_REQUIRED WORK:_
Below are some records. Say how many of their lines contain the string "screenshot", and give nothing but the number.

· · ·

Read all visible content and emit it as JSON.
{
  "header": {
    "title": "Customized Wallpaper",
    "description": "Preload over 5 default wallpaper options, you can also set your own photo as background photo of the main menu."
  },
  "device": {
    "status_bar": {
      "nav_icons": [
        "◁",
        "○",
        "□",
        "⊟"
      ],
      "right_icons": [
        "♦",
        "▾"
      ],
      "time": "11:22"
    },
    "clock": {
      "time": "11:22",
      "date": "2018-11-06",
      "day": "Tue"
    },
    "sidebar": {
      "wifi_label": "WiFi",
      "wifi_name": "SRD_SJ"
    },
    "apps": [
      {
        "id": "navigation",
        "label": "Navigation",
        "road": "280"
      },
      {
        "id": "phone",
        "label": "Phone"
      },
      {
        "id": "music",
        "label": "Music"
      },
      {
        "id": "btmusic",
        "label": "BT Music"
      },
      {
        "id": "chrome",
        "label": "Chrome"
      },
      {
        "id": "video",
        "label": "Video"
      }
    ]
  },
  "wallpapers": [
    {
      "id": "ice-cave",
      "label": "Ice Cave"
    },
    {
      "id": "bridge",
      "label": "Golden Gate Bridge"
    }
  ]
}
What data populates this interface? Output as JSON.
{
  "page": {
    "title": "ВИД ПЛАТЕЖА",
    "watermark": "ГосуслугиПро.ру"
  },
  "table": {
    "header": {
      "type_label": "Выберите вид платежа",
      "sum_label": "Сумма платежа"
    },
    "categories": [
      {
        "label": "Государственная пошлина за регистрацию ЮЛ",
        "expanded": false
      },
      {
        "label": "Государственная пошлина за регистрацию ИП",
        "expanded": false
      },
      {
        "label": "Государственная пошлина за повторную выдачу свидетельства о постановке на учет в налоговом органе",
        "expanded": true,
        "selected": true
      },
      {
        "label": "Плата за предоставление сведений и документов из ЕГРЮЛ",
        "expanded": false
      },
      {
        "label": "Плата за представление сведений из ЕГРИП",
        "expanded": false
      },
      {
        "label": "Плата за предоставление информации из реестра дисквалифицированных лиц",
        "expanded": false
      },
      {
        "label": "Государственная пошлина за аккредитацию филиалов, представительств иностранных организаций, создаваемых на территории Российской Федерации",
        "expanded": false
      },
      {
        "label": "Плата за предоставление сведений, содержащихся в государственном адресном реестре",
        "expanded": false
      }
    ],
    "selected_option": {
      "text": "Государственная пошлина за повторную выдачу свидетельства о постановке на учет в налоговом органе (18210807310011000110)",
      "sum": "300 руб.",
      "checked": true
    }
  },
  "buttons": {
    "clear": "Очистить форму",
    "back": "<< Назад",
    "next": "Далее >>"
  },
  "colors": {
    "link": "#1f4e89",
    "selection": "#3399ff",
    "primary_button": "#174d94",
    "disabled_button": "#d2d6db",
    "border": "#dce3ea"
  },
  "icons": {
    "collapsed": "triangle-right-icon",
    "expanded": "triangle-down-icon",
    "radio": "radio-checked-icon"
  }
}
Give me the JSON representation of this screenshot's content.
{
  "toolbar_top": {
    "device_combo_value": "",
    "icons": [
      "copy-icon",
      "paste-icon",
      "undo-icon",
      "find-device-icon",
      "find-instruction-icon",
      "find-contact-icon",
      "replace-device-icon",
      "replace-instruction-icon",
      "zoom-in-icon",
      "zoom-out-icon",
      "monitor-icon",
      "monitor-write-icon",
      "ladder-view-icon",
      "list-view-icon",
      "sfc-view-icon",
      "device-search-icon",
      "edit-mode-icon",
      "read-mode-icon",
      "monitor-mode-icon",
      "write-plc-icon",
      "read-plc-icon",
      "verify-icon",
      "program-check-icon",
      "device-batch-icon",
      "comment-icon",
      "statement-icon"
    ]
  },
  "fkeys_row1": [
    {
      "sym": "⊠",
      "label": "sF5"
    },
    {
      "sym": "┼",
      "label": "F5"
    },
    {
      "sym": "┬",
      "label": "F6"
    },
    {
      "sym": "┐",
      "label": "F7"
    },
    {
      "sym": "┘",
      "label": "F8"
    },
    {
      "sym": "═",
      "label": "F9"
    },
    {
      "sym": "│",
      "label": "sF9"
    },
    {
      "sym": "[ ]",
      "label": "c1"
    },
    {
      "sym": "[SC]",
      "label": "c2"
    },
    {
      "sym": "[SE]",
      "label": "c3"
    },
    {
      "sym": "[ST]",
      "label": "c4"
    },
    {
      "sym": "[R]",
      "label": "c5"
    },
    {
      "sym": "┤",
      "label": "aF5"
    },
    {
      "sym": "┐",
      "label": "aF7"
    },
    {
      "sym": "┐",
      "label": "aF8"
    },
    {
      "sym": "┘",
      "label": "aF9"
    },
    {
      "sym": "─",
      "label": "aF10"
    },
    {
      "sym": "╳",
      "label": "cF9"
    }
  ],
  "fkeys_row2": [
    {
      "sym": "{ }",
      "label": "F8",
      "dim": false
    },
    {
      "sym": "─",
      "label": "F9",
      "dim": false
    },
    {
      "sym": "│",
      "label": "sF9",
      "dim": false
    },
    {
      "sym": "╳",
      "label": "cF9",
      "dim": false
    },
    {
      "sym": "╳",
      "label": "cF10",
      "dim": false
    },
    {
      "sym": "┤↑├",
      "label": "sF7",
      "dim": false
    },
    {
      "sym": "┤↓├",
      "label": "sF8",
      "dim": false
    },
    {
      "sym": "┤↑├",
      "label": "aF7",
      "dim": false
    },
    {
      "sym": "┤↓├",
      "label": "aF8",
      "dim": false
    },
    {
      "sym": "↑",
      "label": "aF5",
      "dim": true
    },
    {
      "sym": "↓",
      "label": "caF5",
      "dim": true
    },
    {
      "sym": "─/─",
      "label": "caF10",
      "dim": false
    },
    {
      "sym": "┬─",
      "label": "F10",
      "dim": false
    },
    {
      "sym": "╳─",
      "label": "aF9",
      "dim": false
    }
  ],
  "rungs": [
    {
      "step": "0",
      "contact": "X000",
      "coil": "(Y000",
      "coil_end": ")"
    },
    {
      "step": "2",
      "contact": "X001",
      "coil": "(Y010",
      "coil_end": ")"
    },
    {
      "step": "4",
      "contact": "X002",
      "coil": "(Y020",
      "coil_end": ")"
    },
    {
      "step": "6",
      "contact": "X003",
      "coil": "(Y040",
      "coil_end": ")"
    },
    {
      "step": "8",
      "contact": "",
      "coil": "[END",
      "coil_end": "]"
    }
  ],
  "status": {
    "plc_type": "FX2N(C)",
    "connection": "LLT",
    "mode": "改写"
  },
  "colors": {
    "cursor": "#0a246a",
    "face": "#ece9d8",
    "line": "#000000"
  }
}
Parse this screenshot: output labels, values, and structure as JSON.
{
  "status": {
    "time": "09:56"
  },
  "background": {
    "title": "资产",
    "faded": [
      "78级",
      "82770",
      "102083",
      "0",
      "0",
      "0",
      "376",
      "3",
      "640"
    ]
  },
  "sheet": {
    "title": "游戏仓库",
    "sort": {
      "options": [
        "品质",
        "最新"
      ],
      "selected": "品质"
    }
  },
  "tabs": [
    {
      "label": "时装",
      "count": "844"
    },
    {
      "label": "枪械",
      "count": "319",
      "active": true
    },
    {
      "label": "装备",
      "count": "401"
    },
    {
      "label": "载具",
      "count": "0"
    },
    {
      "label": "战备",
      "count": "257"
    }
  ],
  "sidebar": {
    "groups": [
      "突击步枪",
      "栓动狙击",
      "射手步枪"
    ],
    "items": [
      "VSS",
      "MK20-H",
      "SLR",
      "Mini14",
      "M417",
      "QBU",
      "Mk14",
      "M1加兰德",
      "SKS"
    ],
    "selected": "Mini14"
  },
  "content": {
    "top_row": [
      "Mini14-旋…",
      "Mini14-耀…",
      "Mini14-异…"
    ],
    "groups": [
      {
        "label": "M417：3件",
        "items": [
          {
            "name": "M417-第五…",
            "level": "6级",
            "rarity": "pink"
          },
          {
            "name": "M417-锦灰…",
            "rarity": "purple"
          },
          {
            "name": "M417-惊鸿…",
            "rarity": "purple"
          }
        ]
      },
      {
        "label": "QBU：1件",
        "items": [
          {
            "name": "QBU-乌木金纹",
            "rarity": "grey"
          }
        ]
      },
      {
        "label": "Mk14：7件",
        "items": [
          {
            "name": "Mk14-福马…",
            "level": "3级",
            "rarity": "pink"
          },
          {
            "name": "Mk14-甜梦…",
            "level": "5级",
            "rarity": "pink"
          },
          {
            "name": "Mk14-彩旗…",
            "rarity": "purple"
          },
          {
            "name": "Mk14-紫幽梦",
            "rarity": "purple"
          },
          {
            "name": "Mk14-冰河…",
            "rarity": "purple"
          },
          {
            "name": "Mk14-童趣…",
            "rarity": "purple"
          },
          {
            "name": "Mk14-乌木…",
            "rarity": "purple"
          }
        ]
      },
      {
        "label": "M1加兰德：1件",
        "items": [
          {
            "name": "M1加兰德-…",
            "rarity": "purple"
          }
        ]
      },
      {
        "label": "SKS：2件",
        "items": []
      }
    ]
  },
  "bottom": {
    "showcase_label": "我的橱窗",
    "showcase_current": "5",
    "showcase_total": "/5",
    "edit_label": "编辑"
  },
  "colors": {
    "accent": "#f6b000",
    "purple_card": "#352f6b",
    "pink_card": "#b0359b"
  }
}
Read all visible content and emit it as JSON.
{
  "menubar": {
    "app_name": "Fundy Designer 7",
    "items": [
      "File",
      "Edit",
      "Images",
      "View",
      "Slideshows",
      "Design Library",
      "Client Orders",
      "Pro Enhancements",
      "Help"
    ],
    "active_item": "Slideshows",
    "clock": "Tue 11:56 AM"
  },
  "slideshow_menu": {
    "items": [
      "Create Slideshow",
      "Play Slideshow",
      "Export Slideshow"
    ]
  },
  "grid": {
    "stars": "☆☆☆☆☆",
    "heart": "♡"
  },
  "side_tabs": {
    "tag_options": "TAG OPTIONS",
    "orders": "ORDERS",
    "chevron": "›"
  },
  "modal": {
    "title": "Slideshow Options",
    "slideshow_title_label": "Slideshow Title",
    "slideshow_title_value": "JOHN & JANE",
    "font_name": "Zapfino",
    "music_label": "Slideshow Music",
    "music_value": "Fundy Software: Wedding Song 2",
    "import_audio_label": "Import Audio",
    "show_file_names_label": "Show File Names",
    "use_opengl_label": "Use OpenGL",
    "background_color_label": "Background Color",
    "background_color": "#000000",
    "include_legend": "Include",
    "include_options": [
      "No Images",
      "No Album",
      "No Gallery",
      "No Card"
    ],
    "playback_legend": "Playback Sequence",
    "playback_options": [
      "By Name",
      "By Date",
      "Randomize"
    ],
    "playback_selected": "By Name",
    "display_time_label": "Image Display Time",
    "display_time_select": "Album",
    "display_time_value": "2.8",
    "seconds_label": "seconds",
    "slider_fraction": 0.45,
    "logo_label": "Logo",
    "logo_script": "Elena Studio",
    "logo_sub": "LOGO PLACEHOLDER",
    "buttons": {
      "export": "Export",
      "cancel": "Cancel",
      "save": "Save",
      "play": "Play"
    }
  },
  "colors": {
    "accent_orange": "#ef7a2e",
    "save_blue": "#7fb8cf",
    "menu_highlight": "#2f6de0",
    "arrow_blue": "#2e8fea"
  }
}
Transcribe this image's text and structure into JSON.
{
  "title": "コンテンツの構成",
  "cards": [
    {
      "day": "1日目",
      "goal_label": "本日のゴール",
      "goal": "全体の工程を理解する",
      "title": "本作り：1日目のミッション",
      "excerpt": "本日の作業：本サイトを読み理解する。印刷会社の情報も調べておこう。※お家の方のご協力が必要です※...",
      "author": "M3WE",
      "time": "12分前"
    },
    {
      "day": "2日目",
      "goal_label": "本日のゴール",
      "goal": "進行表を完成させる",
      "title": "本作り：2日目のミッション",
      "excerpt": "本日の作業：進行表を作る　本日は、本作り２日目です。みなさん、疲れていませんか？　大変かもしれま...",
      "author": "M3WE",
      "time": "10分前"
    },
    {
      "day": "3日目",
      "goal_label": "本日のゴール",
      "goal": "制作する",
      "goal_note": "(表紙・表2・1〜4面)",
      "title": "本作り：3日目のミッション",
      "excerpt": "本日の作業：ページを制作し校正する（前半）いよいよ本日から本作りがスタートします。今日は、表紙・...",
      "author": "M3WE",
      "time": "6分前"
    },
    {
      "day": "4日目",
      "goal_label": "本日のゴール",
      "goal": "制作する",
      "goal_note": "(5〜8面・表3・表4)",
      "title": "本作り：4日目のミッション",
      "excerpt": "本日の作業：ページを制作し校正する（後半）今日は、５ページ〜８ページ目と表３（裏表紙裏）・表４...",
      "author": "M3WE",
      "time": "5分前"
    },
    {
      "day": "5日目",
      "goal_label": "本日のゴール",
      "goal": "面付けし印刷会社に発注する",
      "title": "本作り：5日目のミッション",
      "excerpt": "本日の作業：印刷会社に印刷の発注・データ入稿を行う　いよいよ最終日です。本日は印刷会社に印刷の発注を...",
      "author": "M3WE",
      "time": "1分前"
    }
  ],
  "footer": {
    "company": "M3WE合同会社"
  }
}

· · ·

_OUTPUT OF THE TASK:_
2